WHAT YOU HAVE TO DO: What lines in the listing below hold the string "cups"? Please copy them out.

____

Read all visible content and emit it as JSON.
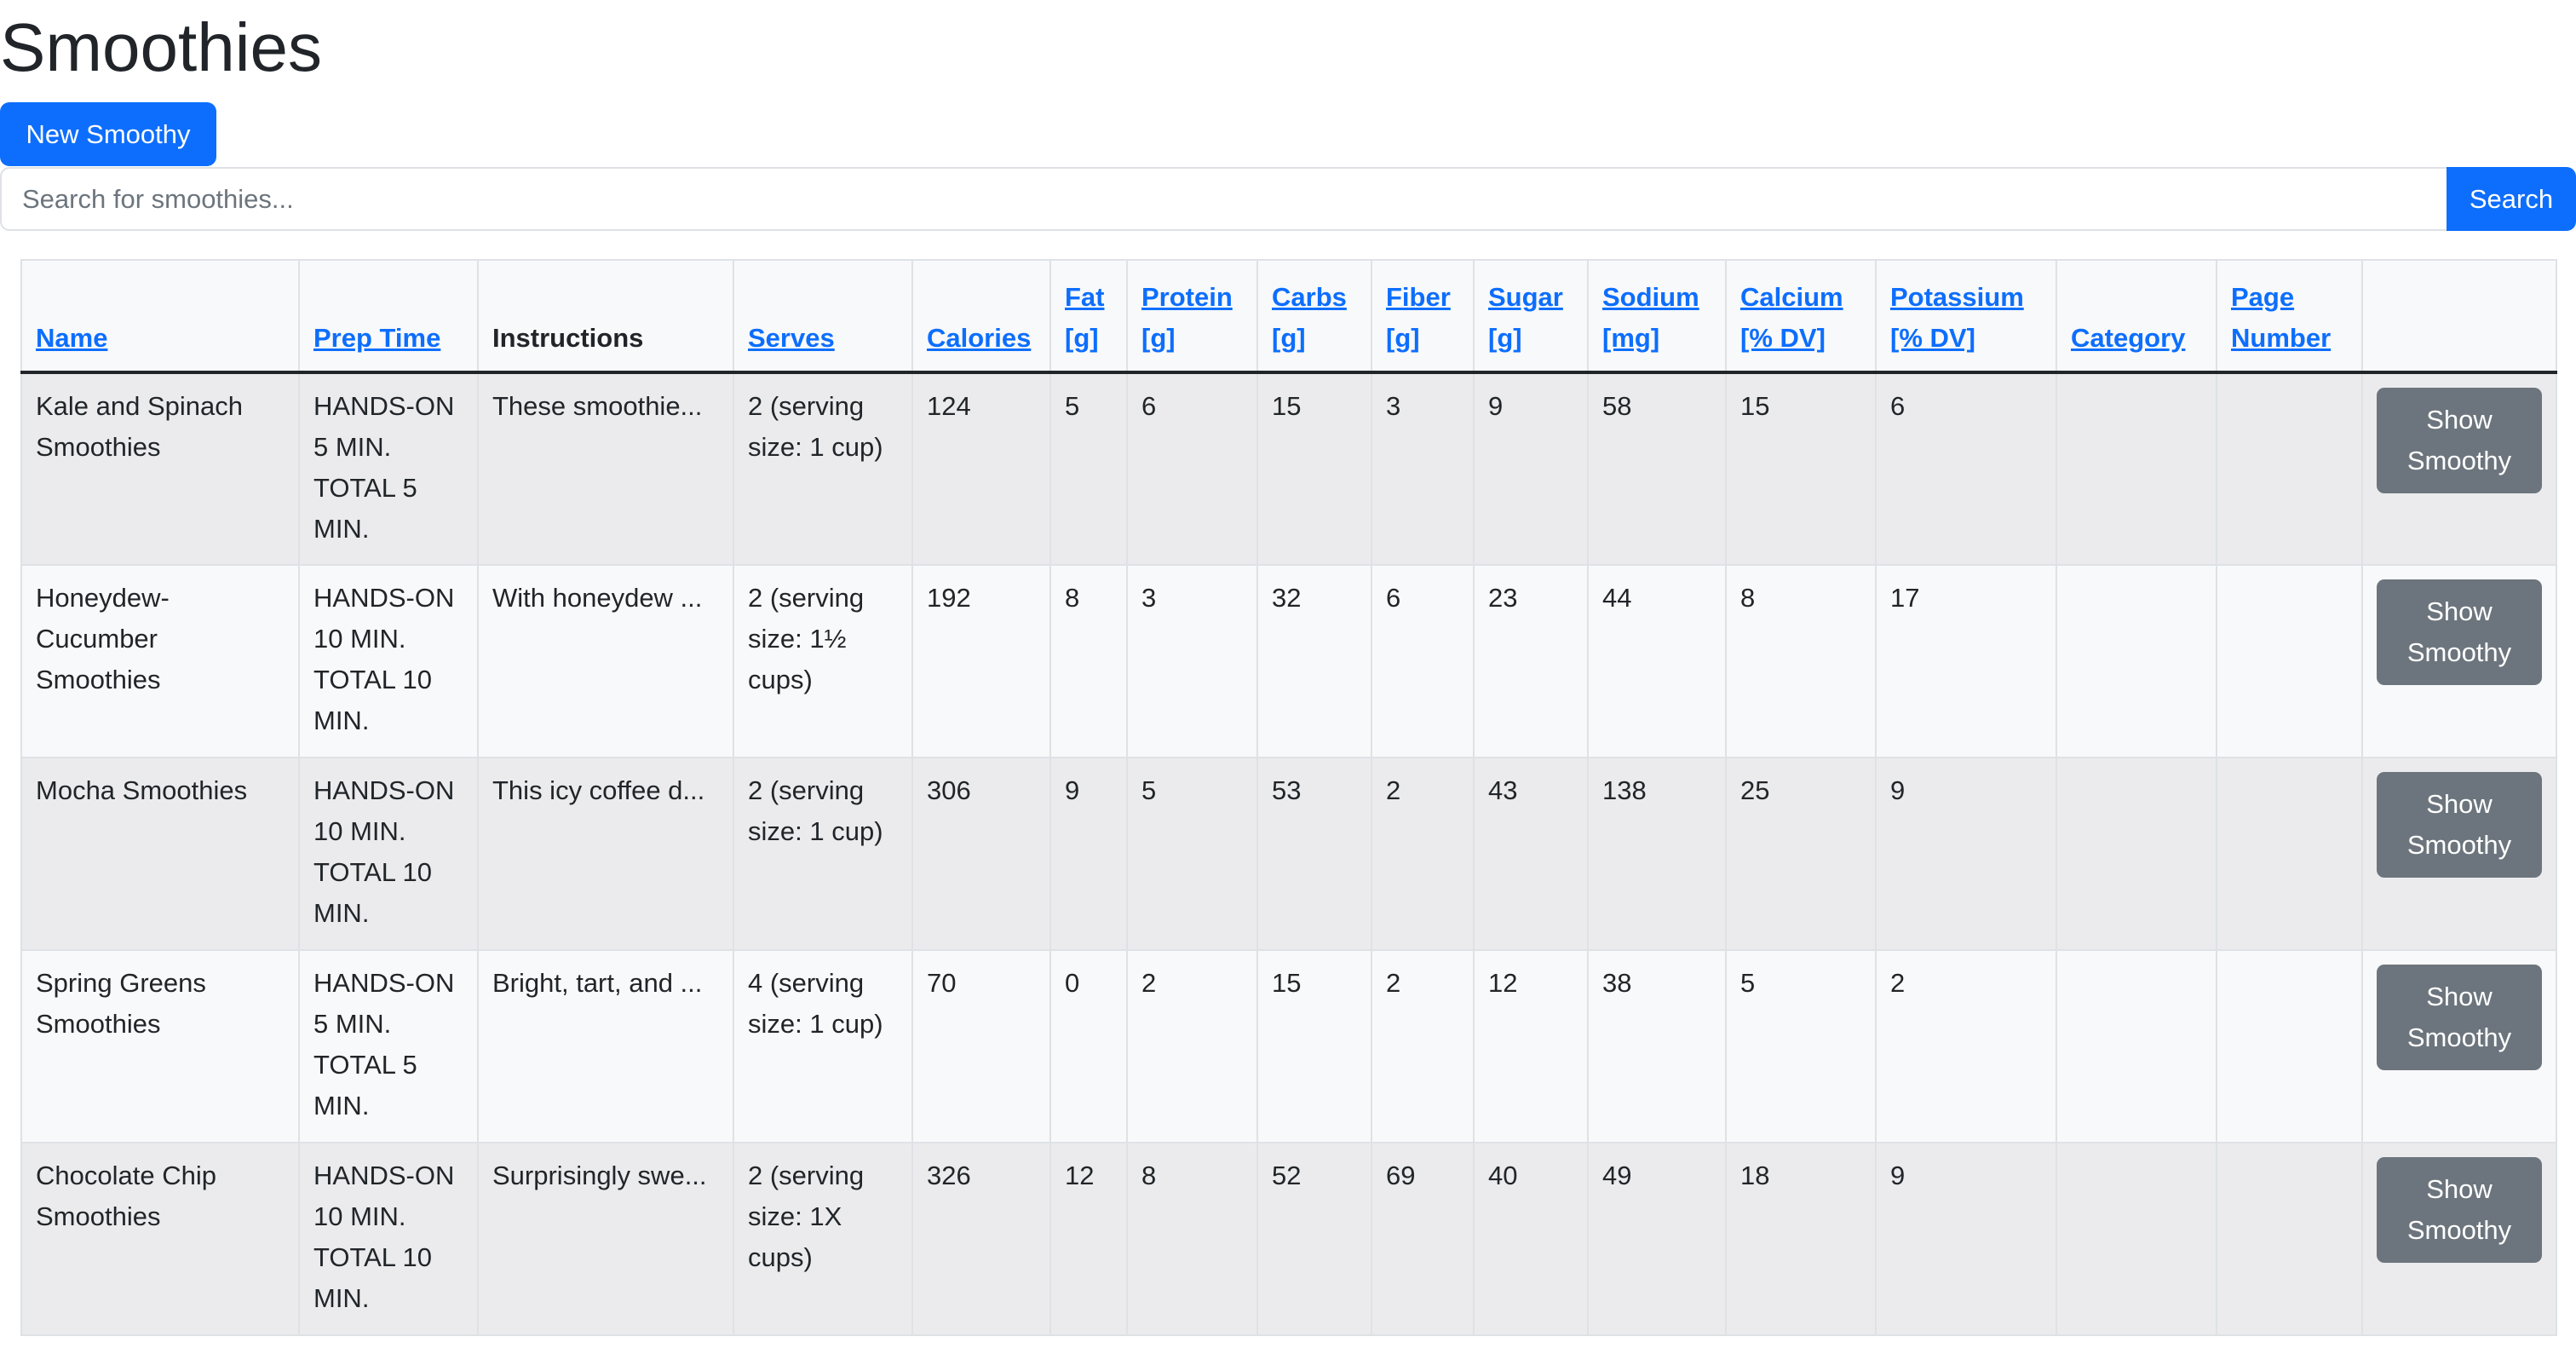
{
  "page": {
    "title": "Smoothies"
  },
  "toolbar": {
    "new_label": "New Smoothy"
  },
  "search": {
    "placeholder": "Search for smoothies...",
    "value": "",
    "button_label": "Search"
  },
  "table": {
    "headers": [
      {
        "label": "Name",
        "sortable": true
      },
      {
        "label": "Prep Time",
        "sortable": true
      },
      {
        "label": "Instructions",
        "sortable": false
      },
      {
        "label": "Serves",
        "sortable": true
      },
      {
        "label": "Calories",
        "sortable": true
      },
      {
        "label": "Fat [g]",
        "sortable": true
      },
      {
        "label": "Protein [g]",
        "sortable": true
      },
      {
        "label": "Carbs [g]",
        "sortable": true
      },
      {
        "label": "Fiber [g]",
        "sortable": true
      },
      {
        "label": "Sugar [g]",
        "sortable": true
      },
      {
        "label": "Sodium [mg]",
        "sortable": true
      },
      {
        "label": "Calcium [% DV]",
        "sortable": true
      },
      {
        "label": "Potassium [% DV]",
        "sortable": true
      },
      {
        "label": "Category",
        "sortable": true
      },
      {
        "label": "Page Number",
        "sortable": true
      },
      {
        "label": "",
        "sortable": false
      }
    ],
    "rows": [
      {
        "name": "Kale and Spinach Smoothies",
        "prep_time": "HANDS-ON 5 MIN. TOTAL 5 MIN.",
        "instructions": "These smoothie...",
        "serves": "2 (serving size: 1 cup)",
        "calories": "124",
        "fat": "5",
        "protein": "6",
        "carbs": "15",
        "fiber": "3",
        "sugar": "9",
        "sodium": "58",
        "calcium": "15",
        "potassium": "6",
        "category": "",
        "page_number": "",
        "action_label": "Show Smoothy"
      },
      {
        "name": "Honeydew-Cucumber Smoothies",
        "prep_time": "HANDS-ON 10 MIN. TOTAL 10 MIN.",
        "instructions": "With honeydew ...",
        "serves": "2 (serving size: 1½ cups)",
        "calories": "192",
        "fat": "8",
        "protein": "3",
        "carbs": "32",
        "fiber": "6",
        "sugar": "23",
        "sodium": "44",
        "calcium": "8",
        "potassium": "17",
        "category": "",
        "page_number": "",
        "action_label": "Show Smoothy"
      },
      {
        "name": "Mocha Smoothies",
        "prep_time": "HANDS-ON 10 MIN. TOTAL 10 MIN.",
        "instructions": "This icy coffee d...",
        "serves": "2 (serving size: 1 cup)",
        "calories": "306",
        "fat": "9",
        "protein": "5",
        "carbs": "53",
        "fiber": "2",
        "sugar": "43",
        "sodium": "138",
        "calcium": "25",
        "potassium": "9",
        "category": "",
        "page_number": "",
        "action_label": "Show Smoothy"
      },
      {
        "name": "Spring Greens Smoothies",
        "prep_time": "HANDS-ON 5 MIN. TOTAL 5 MIN.",
        "instructions": "Bright, tart, and ...",
        "serves": "4 (serving size: 1 cup)",
        "calories": "70",
        "fat": "0",
        "protein": "2",
        "carbs": "15",
        "fiber": "2",
        "sugar": "12",
        "sodium": "38",
        "calcium": "5",
        "potassium": "2",
        "category": "",
        "page_number": "",
        "action_label": "Show Smoothy"
      },
      {
        "name": "Chocolate Chip Smoothies",
        "prep_time": "HANDS-ON 10 MIN. TOTAL 10 MIN.",
        "instructions": "Surprisingly swe...",
        "serves": "2 (serving size: 1X cups)",
        "calories": "326",
        "fat": "12",
        "protein": "8",
        "carbs": "52",
        "fiber": "69",
        "sugar": "40",
        "sodium": "49",
        "calcium": "18",
        "potassium": "9",
        "category": "",
        "page_number": "",
        "action_label": "Show Smoothy"
      }
    ]
  },
  "colors": {
    "primary": "#0d6efd",
    "secondary": "#6c757d",
    "text": "#212529",
    "row_odd": "#ebebed",
    "row_even": "#f8f9fa",
    "border": "#dee2e6"
  }
}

____

RESULT BELOW:
        "serves": "2 (serving size: 1½ cups)",
        "serves": "2 (serving size: 1X cups)",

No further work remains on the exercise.